THE EXERCISE>
Locate the word "ВНИМАНИЕ" in the material, then show every line that holds it.

━━━ STORED ROWS

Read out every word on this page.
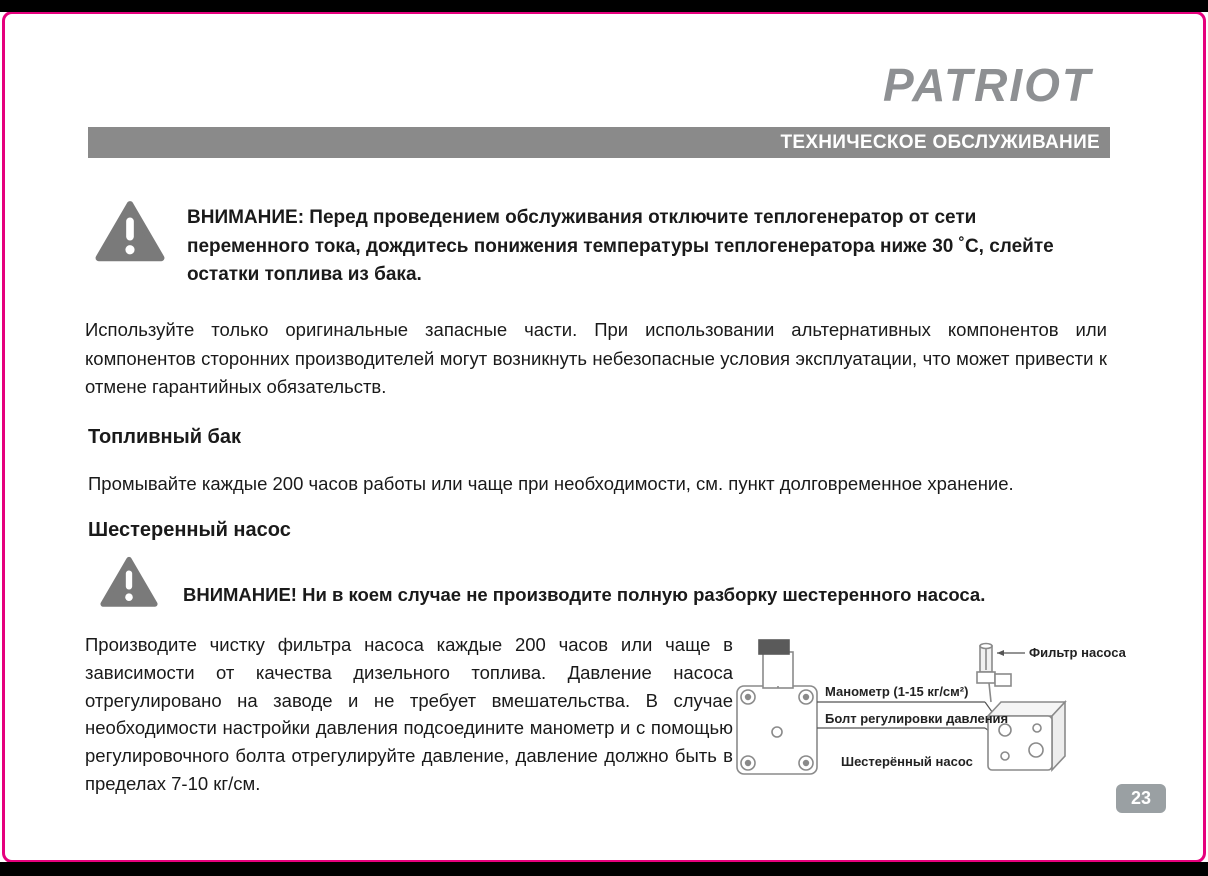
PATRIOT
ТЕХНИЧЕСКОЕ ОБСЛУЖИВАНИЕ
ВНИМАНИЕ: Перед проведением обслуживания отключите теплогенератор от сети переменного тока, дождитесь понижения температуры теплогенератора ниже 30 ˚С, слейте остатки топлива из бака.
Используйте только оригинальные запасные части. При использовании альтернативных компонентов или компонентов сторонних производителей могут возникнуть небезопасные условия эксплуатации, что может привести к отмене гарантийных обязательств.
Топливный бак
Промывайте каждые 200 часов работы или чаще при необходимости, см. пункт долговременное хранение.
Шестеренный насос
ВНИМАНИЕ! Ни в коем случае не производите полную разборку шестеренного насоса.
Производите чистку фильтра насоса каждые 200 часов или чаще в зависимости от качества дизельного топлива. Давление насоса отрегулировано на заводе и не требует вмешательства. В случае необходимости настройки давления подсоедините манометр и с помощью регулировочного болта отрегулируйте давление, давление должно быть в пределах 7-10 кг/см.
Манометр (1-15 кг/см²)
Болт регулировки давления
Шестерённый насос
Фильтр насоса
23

━━━━━━

THE SOLUTION>
ВНИМАНИЕ: Перед проведением обслуживания отключите теплогенератор от сети переменного тока, дождитесь понижения температуры теплогенератора ниже 30 ˚С, слейте остатки топлива из бака.
ВНИМАНИЕ! Ни в коем случае не производите полную разборку шестеренного насоса.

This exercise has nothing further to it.